» **EXERCISE DIRECTIONS**: Provide only the number of lines in the records below that include "может".

-- Begin STORED RECORDS --

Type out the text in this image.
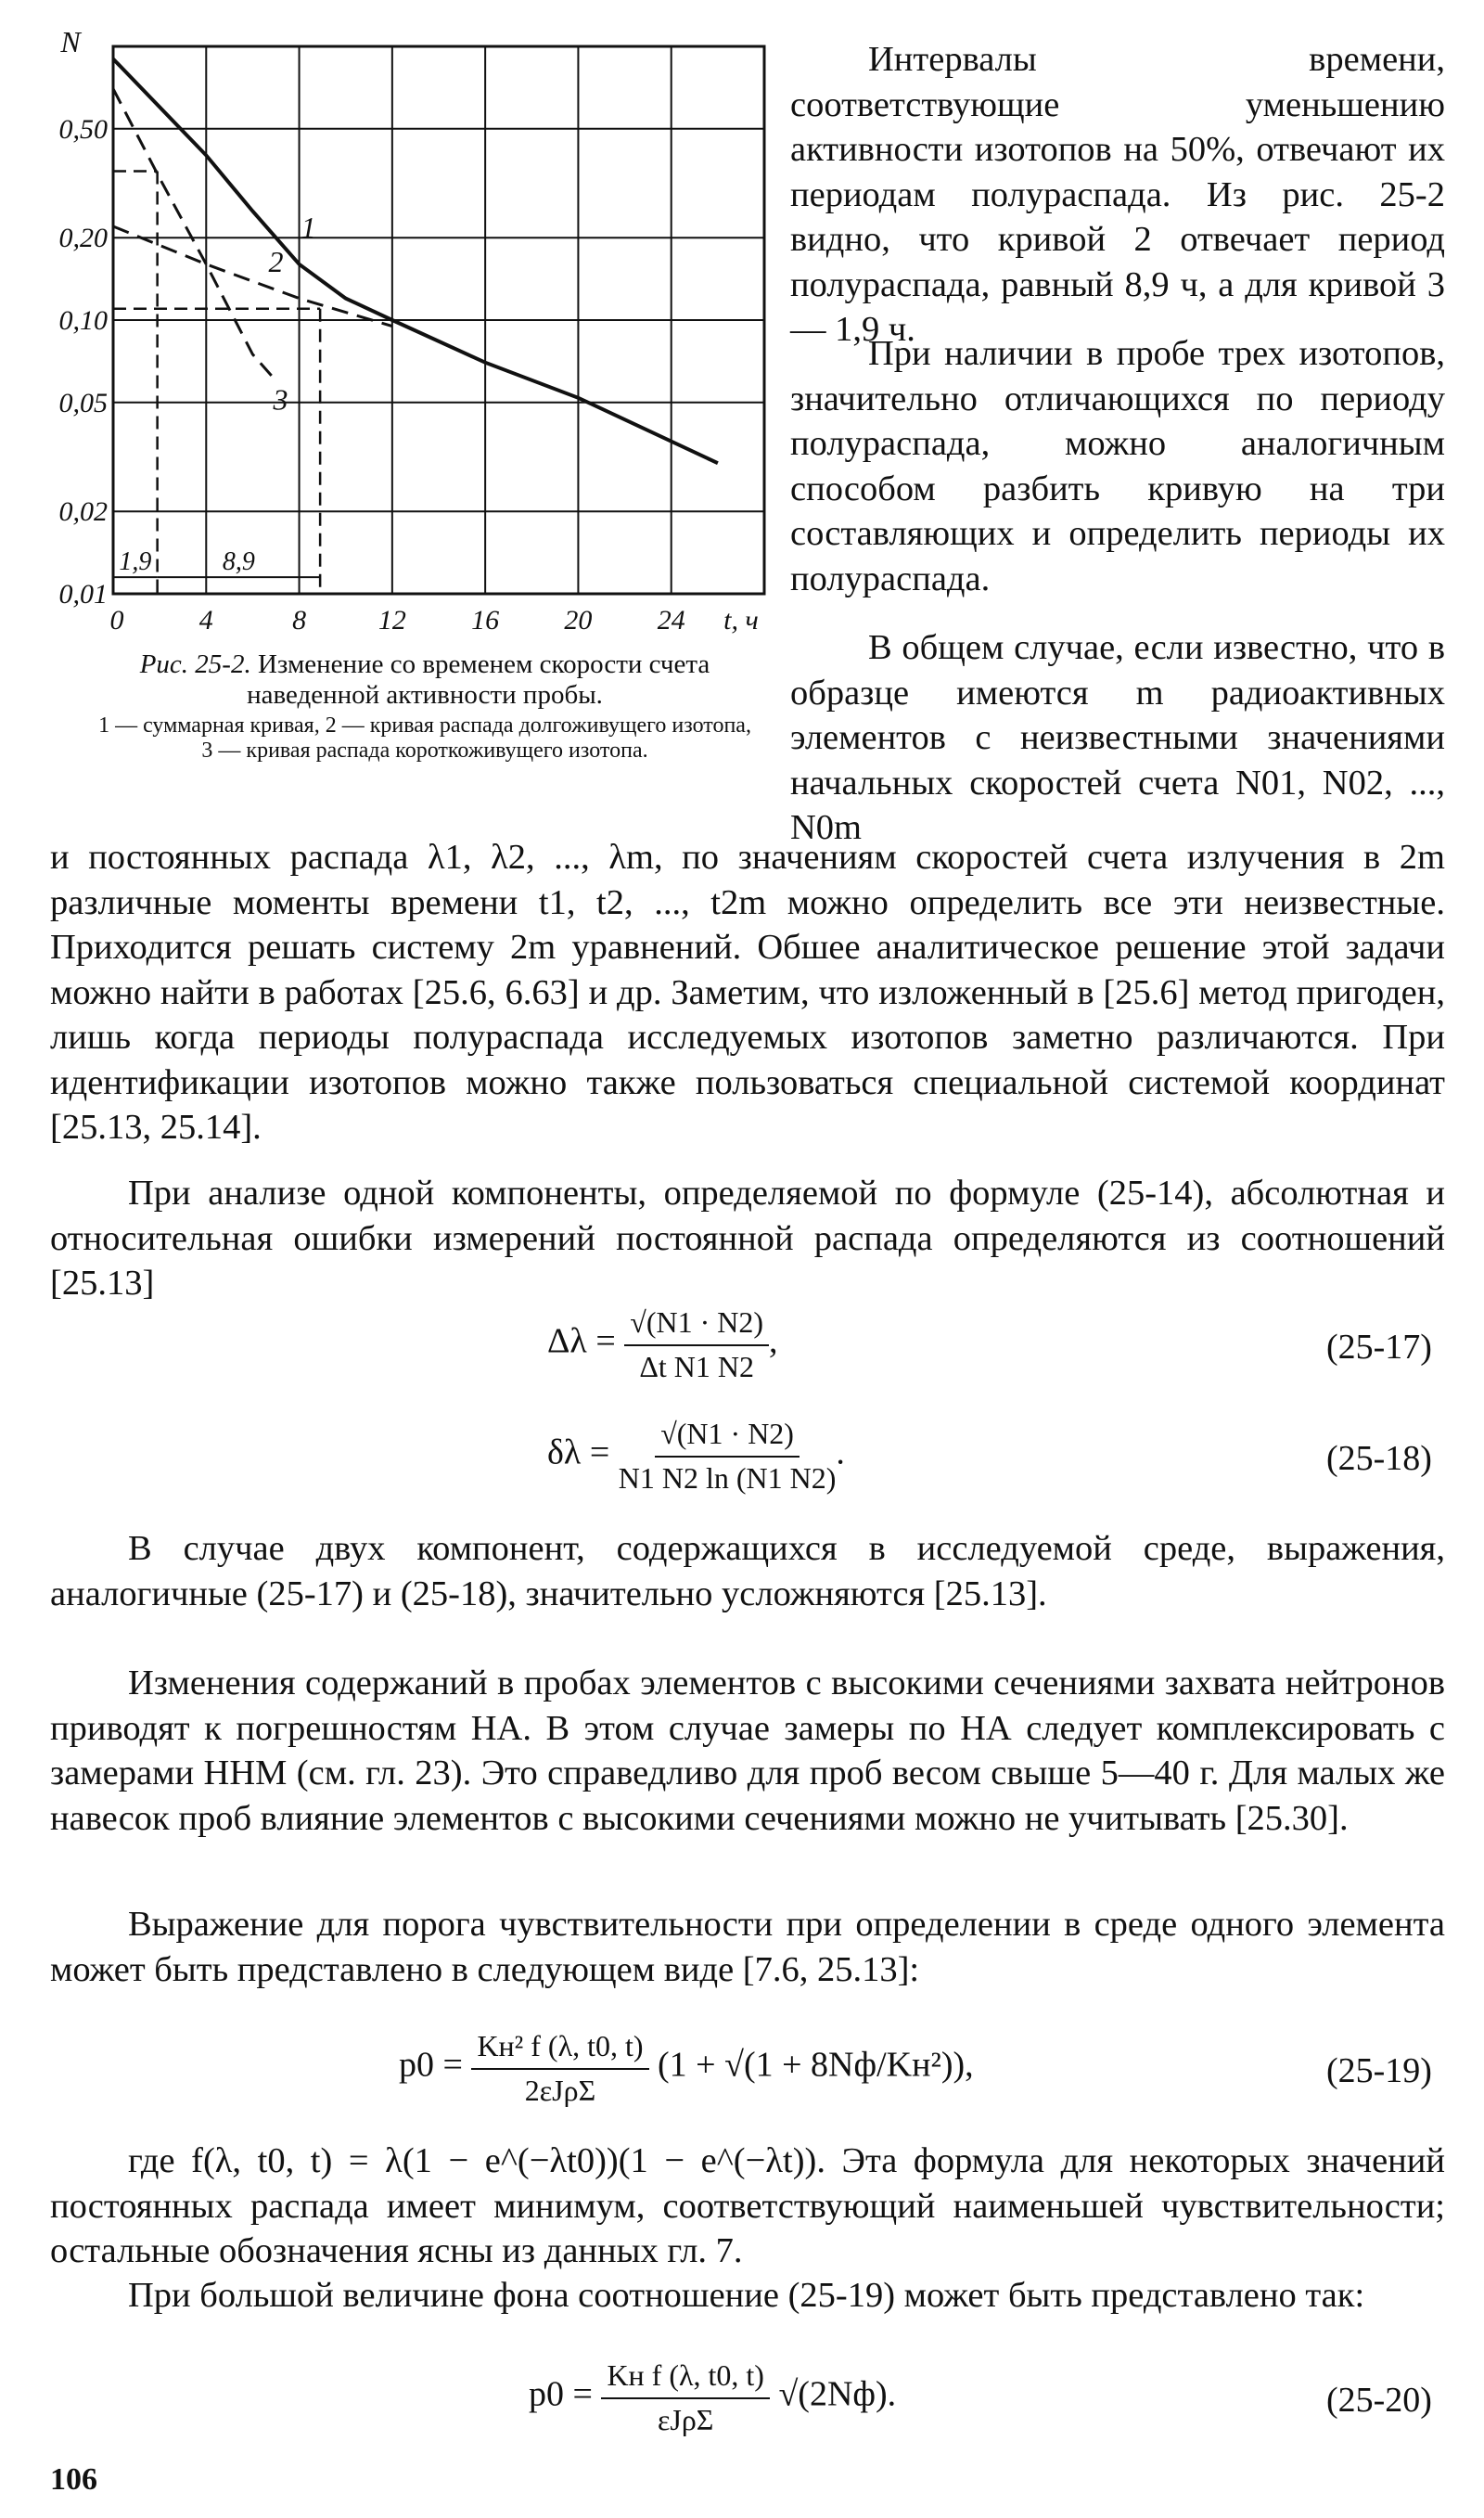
0	4	8	12 16 20 24 t, ч
0,01
0,02
0,05
0,10
0,20
0,50
N
1
2
3
1,9	8,9
Рис. 25-2. Изменение со временем скорости счета наведенной активности пробы.
1 — суммарная кривая, 2 — кривая распада долгоживущего изотопа, 3 — кривая распада короткоживущего изотопа.

Интервалы времени, соответствующие уменьшению активности изотопов на 50%, отвечают их периодам полураспада. Из рис. 25-2 видно, что кривой 2 отвечает период полураспада, равный 8,9 ч, а для кривой 3 — 1,9 ч.

При наличии в пробе трех изотопов, значительно отличающихся по периоду полураспада, можно аналогичным способом разбить кривую на три составляющих и определить периоды их полураспада.

В общем случае, если известно, что в образце имеются m радиоактивных элементов с неизвестными значениями начальных скоростей счета N01, N02, ..., N0m

и постоянных распада λ1, λ2, ..., λm, по значениям скоростей счета излучения в 2m различные моменты времени t1, t2, ..., t2m можно определить все эти неизвестные. Приходится решать систему 2m уравнений. Обшее аналитическое решение этой задачи можно найти в работах [25.6, 6.63] и др. Заметим, что изложенный в [25.6] метод пригоден, лишь когда периоды полураспада исследуемых изотопов заметно различаются. При идентификации изотопов можно также пользоваться специальной системой координат [25.13, 25.14].

При анализе одной компоненты, определяемой по формуле (25-14), абсолютная и относительная ошибки измерений постоянной распада определяются из соотношений [25.13]

$\Delta\lambda = \frac{√(N1 \cdot N2)}{\text{Δt N1 N2}}$ ,	(25-17)
$\delta\lambda = \frac{√(N1 \cdot N2)}{N1 N2 \ln (N1 N2)}$ .	(25-18)

В случае двух компонент, содержащихся в исследуемой среде, выражения, аналогичные (25-17) и (25-18), значительно усложняются [25.13].

Изменения содержаний в пробах элементов с высокими сечениями захвата нейтронов приводят к погрешностям НА. В этом случае замеры по НА следует комплексировать с замерами ННМ (см. гл. 23). Это справедливо для проб весом свыше 5—40 г. Для малых же навесок проб влияние элементов с высокими сечениями можно не учитывать [25.30].

Выражение для порога чувствительности при определении в среде одного элемента может быть представлено в следующем виде [7.6, 25.13]:

$p0 = \frac{\text{Kн² f (λ, t0, t)}}{\text{2εJρΣ}} (1 + √(1 + 8Nф/Kн^2))$,	(25-19)

где f(λ, t0, t) = λ(1 − e^(−λt0))(1 − e^(−λt)). Эта формула для некоторых значений постоянных распада имеет минимум, соответствующий наименьшей чувствительности; остальные обозначения ясны из данных гл. 7.

При большой величине фона соотношение (25-19) может быть представлено так:

$p0 = \frac{\text{Kн f (λ, t0, t)}}{\text{εJρΣ}} √(2Nф)$.	(25-20)
106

-- End STORED RECORDS --

» **FULL RESPONSE**: 2